◆ GOAL
Across the material below, how many lines contain the word "code"? Give only the number.

◆ DATASET RECORDS

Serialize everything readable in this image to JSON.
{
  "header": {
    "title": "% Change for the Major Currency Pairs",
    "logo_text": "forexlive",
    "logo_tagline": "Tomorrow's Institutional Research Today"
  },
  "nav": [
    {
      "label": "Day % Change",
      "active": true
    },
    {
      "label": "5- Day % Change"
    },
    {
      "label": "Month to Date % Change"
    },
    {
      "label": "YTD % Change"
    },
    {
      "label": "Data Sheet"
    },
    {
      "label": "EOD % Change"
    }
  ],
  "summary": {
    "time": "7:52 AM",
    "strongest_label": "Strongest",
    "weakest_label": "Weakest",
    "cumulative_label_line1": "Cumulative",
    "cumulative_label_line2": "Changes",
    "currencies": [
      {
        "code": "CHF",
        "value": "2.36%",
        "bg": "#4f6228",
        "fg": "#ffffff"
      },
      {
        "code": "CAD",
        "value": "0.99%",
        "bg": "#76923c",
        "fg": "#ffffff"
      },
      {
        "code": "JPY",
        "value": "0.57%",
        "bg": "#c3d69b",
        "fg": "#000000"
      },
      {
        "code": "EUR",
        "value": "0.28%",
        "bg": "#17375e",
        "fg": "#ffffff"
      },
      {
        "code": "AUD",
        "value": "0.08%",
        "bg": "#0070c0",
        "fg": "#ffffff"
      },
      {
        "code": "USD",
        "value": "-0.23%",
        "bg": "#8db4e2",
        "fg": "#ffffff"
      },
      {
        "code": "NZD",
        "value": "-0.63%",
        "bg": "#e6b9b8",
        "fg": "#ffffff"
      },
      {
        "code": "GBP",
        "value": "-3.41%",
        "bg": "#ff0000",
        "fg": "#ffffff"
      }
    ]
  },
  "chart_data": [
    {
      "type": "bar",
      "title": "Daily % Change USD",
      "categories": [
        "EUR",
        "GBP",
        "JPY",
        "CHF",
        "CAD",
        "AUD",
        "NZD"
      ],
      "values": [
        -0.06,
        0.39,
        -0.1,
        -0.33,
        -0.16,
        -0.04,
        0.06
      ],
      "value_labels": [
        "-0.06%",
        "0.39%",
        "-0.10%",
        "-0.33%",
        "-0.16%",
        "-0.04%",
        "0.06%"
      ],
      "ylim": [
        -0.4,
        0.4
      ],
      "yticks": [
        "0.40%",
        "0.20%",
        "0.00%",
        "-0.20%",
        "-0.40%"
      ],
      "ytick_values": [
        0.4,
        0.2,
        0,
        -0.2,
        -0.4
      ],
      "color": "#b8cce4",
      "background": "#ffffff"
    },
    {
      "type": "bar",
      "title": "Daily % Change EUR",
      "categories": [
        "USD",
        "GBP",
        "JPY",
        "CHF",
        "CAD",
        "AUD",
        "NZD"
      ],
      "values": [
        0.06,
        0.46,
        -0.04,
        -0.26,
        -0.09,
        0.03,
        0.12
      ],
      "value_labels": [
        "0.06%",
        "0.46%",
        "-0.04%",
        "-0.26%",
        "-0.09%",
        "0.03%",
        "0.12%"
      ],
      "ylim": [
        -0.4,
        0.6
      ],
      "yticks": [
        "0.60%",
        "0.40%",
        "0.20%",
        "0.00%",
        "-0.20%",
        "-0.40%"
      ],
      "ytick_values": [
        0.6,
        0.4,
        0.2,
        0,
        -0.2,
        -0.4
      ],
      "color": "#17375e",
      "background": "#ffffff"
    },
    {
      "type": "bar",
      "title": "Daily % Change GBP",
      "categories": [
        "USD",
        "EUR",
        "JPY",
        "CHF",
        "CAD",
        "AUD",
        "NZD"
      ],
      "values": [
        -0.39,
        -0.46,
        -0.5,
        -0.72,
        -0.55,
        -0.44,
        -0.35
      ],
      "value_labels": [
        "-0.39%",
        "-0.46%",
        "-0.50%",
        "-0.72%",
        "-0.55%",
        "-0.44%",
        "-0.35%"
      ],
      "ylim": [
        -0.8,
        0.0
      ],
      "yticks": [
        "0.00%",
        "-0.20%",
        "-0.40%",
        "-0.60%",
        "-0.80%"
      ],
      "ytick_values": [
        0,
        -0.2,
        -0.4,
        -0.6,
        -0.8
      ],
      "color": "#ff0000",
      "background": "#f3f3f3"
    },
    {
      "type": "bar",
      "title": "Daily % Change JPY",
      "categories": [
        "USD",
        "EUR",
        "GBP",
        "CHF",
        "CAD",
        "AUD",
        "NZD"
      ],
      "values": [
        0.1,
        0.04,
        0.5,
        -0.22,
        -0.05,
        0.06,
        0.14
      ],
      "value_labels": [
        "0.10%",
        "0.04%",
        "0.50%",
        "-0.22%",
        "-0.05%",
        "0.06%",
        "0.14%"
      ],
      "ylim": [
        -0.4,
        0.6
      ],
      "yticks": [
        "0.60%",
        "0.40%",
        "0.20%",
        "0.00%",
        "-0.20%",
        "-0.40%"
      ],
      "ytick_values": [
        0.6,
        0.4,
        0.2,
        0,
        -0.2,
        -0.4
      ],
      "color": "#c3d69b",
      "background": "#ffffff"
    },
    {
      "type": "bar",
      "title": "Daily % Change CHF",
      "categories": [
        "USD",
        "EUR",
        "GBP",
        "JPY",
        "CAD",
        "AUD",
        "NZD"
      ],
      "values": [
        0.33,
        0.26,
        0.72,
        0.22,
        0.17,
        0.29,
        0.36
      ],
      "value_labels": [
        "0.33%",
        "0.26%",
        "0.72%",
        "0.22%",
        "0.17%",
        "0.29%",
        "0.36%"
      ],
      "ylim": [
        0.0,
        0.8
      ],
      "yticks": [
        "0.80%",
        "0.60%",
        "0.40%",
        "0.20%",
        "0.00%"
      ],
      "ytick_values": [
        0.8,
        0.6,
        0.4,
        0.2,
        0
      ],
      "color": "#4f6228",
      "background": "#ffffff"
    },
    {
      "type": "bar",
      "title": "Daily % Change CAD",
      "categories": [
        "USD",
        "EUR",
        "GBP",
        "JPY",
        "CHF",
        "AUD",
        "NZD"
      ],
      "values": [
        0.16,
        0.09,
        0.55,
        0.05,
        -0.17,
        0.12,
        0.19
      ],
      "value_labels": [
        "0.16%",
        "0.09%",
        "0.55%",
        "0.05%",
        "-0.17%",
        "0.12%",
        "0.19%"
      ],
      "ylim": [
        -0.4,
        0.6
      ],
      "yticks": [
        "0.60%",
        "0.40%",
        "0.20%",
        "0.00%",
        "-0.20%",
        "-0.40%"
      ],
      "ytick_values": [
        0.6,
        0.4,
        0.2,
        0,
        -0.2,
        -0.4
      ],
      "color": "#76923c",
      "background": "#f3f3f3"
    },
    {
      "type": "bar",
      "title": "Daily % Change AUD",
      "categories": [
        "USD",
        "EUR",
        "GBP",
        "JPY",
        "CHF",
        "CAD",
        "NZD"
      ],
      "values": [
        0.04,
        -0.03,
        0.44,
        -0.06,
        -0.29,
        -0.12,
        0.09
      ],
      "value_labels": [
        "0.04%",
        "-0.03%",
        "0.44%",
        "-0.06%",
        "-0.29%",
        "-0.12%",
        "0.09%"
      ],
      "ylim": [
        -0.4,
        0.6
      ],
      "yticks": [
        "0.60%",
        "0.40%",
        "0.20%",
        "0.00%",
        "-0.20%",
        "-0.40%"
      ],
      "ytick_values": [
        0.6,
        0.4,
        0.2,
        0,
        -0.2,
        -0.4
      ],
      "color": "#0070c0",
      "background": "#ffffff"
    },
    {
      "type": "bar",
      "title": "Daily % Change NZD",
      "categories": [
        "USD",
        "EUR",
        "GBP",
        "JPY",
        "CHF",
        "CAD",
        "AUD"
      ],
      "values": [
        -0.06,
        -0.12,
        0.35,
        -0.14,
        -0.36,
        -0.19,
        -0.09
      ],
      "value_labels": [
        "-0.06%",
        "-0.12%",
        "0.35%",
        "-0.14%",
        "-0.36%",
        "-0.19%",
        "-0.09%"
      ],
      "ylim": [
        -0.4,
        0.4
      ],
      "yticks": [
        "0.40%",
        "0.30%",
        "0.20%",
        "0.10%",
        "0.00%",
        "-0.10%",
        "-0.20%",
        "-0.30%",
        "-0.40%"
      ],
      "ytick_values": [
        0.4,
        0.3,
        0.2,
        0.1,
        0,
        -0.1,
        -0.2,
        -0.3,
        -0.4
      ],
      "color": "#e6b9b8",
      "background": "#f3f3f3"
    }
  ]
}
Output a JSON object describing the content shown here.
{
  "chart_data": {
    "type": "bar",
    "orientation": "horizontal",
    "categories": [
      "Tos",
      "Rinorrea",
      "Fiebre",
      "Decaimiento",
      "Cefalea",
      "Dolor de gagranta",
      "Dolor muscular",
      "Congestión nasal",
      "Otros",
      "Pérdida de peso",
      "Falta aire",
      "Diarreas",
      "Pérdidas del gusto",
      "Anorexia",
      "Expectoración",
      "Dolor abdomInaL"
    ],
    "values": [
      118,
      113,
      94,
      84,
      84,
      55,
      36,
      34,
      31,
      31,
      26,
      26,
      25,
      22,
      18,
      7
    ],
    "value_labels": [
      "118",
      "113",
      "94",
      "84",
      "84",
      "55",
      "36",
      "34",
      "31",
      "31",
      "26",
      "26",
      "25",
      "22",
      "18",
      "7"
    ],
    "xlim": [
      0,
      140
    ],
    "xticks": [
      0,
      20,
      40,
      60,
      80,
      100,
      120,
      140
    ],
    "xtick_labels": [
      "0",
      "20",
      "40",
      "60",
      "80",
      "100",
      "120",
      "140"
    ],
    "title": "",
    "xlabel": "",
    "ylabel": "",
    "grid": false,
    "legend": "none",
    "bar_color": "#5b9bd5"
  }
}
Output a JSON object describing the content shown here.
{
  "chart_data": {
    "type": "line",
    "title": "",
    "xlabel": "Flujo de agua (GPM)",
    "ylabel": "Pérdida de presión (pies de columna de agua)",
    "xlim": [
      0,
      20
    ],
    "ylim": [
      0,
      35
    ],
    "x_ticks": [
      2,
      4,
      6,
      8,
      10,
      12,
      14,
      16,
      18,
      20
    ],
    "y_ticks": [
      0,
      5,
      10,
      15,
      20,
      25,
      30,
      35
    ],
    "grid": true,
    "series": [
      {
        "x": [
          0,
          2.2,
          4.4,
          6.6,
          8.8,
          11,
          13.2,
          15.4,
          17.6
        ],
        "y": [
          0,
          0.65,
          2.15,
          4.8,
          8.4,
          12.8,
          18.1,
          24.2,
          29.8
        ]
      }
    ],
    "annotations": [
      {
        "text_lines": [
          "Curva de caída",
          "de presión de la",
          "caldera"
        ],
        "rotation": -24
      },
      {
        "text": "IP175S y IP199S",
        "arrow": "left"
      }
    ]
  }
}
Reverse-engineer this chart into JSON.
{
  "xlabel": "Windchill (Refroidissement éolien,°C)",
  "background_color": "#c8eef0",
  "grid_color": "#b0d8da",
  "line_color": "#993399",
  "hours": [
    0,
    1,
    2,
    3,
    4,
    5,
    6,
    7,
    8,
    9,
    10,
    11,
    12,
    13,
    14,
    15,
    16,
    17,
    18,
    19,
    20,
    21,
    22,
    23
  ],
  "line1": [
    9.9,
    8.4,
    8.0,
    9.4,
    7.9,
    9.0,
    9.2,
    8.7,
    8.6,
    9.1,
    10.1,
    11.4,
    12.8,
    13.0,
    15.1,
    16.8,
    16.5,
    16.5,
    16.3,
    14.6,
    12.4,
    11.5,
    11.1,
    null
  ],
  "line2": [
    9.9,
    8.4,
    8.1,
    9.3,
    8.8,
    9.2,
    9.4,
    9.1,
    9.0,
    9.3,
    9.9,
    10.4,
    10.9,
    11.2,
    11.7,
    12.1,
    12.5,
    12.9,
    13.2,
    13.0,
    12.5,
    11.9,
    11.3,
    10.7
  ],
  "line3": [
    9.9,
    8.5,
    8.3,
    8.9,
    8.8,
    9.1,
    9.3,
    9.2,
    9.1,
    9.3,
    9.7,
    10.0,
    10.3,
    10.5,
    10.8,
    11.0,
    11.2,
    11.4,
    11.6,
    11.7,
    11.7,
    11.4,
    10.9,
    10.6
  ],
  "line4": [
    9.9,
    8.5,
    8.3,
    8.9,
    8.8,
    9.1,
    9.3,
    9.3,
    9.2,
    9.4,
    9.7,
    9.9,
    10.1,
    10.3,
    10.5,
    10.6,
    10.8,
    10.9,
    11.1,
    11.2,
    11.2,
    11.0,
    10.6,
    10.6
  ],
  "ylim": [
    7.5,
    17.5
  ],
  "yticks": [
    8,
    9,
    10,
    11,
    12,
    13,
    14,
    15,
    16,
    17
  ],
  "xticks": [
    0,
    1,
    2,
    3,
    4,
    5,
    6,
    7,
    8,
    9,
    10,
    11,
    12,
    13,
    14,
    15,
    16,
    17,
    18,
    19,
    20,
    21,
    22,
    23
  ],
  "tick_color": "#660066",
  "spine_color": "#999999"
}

◆ THE OUTPUT
8